┌──

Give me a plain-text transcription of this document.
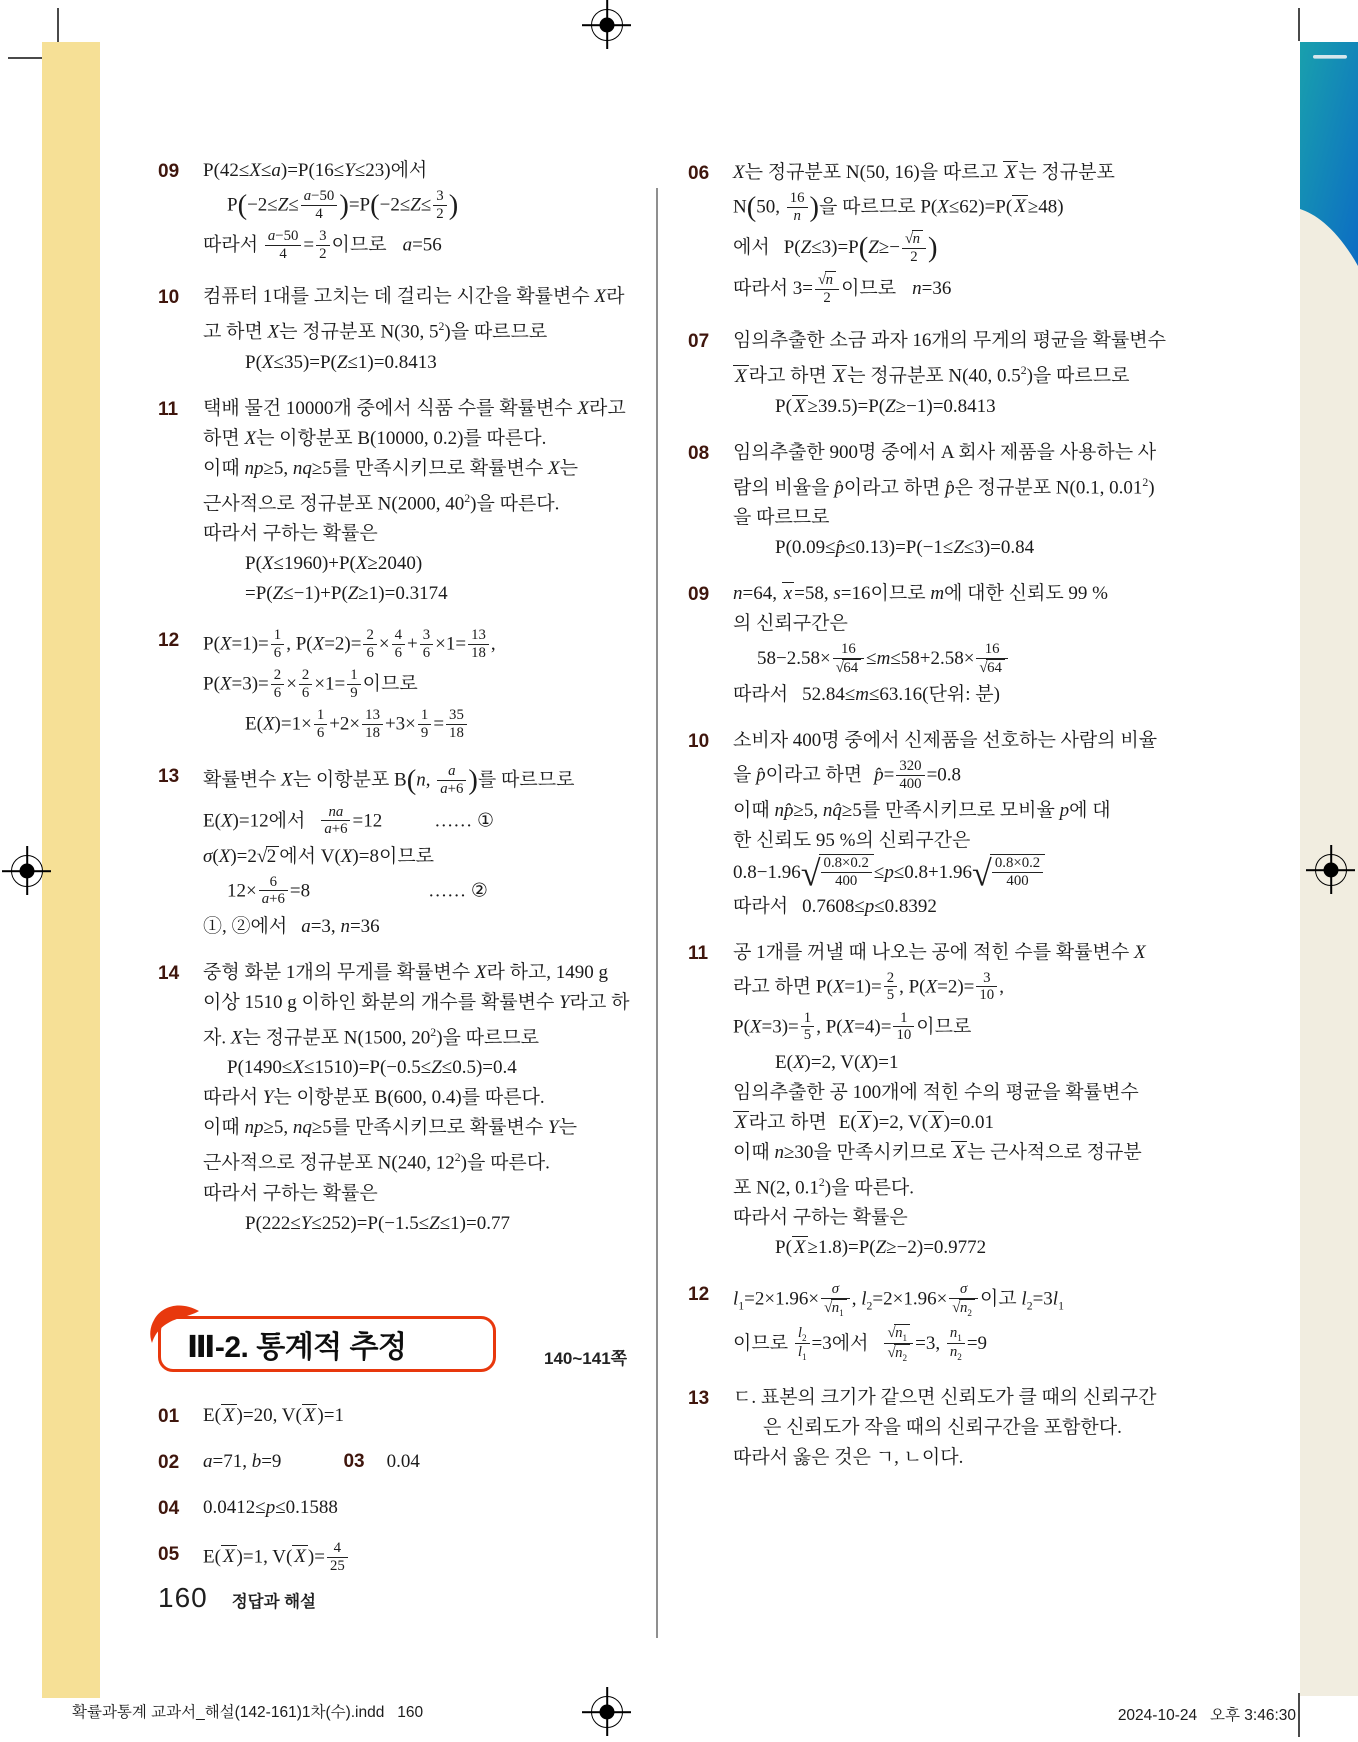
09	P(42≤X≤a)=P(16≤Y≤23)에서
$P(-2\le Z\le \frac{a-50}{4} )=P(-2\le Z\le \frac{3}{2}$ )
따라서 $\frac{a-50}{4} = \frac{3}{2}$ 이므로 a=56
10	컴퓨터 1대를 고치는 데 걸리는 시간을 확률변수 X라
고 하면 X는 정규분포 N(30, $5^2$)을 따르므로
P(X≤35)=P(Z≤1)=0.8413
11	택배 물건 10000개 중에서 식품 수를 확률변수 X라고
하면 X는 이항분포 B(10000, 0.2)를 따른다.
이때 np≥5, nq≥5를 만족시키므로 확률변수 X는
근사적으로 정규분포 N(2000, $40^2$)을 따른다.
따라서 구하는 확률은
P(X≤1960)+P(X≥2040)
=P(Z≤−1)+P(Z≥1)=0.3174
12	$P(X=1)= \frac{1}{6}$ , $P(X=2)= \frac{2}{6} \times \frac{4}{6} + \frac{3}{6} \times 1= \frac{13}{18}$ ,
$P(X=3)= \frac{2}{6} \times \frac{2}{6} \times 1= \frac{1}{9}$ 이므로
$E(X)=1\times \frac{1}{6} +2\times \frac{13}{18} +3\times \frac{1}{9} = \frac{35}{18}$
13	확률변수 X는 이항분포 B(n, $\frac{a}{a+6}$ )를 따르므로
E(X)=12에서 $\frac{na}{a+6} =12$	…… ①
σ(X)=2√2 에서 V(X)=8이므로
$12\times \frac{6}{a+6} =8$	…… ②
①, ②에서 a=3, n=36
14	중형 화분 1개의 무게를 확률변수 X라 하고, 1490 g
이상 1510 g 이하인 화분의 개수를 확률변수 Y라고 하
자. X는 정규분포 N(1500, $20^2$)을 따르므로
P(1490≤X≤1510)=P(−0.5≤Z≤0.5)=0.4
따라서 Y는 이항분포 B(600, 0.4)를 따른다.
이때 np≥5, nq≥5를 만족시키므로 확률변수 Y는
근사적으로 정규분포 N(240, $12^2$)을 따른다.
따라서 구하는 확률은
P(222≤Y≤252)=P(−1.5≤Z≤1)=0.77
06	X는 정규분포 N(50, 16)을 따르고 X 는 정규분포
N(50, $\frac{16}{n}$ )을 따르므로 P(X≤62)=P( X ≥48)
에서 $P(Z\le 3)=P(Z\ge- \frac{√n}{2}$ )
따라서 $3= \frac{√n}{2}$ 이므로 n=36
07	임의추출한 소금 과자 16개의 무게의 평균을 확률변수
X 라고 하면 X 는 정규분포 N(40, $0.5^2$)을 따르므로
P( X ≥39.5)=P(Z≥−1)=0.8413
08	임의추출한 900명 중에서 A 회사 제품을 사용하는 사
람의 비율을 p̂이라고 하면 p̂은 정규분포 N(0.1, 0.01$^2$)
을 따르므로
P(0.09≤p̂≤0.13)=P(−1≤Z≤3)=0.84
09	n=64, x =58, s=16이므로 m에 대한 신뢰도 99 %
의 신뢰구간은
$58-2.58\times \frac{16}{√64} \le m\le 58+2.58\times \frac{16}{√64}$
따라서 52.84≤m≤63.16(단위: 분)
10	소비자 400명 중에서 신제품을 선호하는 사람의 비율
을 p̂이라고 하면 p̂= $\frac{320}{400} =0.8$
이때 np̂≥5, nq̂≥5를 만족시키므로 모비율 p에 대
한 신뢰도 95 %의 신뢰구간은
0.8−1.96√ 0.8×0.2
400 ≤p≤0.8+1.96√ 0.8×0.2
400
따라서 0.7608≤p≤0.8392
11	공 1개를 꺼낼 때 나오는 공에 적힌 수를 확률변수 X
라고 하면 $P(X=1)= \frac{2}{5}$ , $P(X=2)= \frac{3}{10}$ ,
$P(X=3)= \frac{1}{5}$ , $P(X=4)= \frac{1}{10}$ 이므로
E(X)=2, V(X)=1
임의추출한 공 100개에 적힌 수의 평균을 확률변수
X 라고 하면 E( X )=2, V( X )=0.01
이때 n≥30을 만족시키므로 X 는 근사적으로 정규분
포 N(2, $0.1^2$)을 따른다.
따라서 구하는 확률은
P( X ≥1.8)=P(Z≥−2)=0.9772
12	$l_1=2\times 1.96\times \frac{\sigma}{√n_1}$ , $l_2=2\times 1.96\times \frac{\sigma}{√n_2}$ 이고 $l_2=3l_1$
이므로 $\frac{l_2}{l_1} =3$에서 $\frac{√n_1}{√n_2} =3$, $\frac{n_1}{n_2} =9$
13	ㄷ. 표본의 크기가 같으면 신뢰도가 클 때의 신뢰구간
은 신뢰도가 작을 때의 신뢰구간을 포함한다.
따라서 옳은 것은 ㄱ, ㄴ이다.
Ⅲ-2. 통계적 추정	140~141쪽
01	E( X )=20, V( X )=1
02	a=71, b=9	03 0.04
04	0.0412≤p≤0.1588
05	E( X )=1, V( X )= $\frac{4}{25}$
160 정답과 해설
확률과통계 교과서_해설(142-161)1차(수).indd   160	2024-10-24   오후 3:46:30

└──

[Your goal]
Pull out every line in the data above that has the word "신뢰도가".

[Exercise response]
13	ㄷ. 표본의 크기가 같으면 신뢰도가 클 때의 신뢰구간
은 신뢰도가 작을 때의 신뢰구간을 포함한다.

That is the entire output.